[Prompt]: Copy out the part of the bar graph thread below between "I would greatly" and "day or so ago?", inclusive, keeping every character unchanged.

[Source extract]:
Help on ploting bar graph using table

Dear Sir/Madam,
Im having difficulty plotting my data in my table to a bar graph. I have renamed my columns of my table and wish to plot a bar graph of the data with the column heading under each bar. Im a beginner in matlab and Ive had a look at the bar help website, but cant seem to solve my issue
Im getting the error: Input arguments must be numeric, datetime, duration or categorical.
I would greatly appreciate help on my problem. Thank You in advance
Best Regards,
Jeevs S
newNames={'Protein A','Protein B','Protein C','Protein D','Protein E','Protein F','Protein G'...
,'Protein H','Protein I','Protein J','Protein K','Protein L''Protein M','Protein N','Protein O','Protein P',...
'Protein Q','Protein R','Protein S','Protein T','Protein U','Protein V'};
T=array2table(data1, 'VariableNames', newNames);
bar(T);

2 Comments

What happened to the lesson about categorical variables we created in <help-with-changing-text-in-a-table#answer_963965> just a day or so ago?
>> tSinghBar=readtable('singhDataBar.xlsx');
>> head(tSinghBar)
ans =
2×21 table
Var1 Var2 Var3 Var4 Var5 Var6 Var7 Var8 Var9 Var10 Var11 Var12 Var13 Var14 Var15 Var16 Var17 Var18 Var19 Var20 Var21
____________________ ____________________ ______ ____ ____ ____ ___________________ ____ ___________________ ____________________ _____ ____________________ ______ _____ _____ _____ ___________________ _____ ___________________ ____________________ _____
1 2 NaN 3 4 5 6 7 8 9 10 11 12 13 14 15 16 17 18 19 20
0.000110990692337116 0.000194477028347996 0.0001 0 0 0 9.6678862932733e-05 0 0.00026838526259599 0.000239223260270692 0 0.000194477028347996 0.0001 0 0 0 9.6678862932733e-05 0 0.00026838526259599 0.000239223260270692 0
>>
What does any of the above mean? How do you expect to plot whatever this is?

[Extracted material]:
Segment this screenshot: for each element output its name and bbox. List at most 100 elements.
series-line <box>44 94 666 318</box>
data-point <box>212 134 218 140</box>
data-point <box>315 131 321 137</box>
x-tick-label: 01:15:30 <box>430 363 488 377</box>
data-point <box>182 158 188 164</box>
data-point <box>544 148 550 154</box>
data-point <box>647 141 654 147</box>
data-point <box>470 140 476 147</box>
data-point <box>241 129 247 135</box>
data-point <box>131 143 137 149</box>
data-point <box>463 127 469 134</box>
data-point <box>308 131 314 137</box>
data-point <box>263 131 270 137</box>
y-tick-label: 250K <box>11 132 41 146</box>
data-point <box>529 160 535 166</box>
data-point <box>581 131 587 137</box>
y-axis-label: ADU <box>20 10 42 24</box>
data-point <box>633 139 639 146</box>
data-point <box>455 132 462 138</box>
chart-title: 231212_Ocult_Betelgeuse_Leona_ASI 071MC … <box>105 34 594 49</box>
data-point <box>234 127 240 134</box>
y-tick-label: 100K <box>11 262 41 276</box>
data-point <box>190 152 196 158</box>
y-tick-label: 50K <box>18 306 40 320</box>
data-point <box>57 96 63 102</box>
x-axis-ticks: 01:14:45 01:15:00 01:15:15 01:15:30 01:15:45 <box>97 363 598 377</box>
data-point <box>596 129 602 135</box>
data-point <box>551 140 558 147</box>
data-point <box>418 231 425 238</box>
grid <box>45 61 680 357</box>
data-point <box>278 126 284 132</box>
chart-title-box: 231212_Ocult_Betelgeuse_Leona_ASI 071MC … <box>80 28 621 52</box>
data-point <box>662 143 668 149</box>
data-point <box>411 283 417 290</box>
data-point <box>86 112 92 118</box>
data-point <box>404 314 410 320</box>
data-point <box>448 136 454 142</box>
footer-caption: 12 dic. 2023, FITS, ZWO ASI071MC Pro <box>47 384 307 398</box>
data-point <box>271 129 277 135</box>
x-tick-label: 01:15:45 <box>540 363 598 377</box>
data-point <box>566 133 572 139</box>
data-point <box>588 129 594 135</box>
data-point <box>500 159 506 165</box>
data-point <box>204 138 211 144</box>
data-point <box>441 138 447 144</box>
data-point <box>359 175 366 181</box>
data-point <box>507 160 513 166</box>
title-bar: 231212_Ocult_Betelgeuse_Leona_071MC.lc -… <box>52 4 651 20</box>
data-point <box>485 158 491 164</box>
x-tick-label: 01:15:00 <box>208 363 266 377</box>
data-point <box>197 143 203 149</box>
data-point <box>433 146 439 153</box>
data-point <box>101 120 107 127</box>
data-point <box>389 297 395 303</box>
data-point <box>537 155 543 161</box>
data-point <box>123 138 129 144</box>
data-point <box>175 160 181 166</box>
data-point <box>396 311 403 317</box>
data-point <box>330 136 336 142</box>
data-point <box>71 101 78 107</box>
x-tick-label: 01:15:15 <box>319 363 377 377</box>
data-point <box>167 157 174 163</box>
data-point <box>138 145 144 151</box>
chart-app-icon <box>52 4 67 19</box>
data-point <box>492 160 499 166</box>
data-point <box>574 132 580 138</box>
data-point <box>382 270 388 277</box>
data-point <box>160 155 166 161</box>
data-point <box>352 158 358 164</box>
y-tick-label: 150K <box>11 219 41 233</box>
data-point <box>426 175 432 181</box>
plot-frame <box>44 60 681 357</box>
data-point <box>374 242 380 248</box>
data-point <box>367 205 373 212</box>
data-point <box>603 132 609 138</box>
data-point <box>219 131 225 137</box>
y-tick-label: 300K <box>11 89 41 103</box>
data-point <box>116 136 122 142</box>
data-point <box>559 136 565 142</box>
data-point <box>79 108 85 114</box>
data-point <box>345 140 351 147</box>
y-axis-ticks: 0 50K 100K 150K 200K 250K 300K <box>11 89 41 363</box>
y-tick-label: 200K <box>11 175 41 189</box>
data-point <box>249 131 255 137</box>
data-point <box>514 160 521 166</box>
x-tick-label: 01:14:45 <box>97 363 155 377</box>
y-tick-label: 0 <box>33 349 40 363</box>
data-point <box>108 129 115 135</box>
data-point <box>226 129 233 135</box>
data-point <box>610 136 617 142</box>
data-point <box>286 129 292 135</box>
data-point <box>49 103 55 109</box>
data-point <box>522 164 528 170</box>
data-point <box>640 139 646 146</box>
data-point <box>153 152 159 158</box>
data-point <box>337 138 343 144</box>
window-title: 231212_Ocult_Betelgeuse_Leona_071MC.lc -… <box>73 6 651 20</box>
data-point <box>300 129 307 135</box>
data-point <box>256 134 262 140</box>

[Task result]:
I would greatly appreciate help on my problem. Thank You in advance
Best Regards,
Jeevs S
newNames={'Protein A','Protein B','Protein C','Protein D','Protein E','Protein F','Protein G'...
,'Protein H','Protein I','Protein J','Protein K','Protein L''Protein M','Protein N','Protein O','Protein P',...
'Protein Q','Protein R','Protein S','Protein T','Protein U','Protein V'};
T=array2table(data1, 'VariableNames', newNames);
bar(T);

2 Comments

What happened to the lesson about categorical variables we created in <help-with-changing-text-in-a-table#answer_963965> just a day or so ago?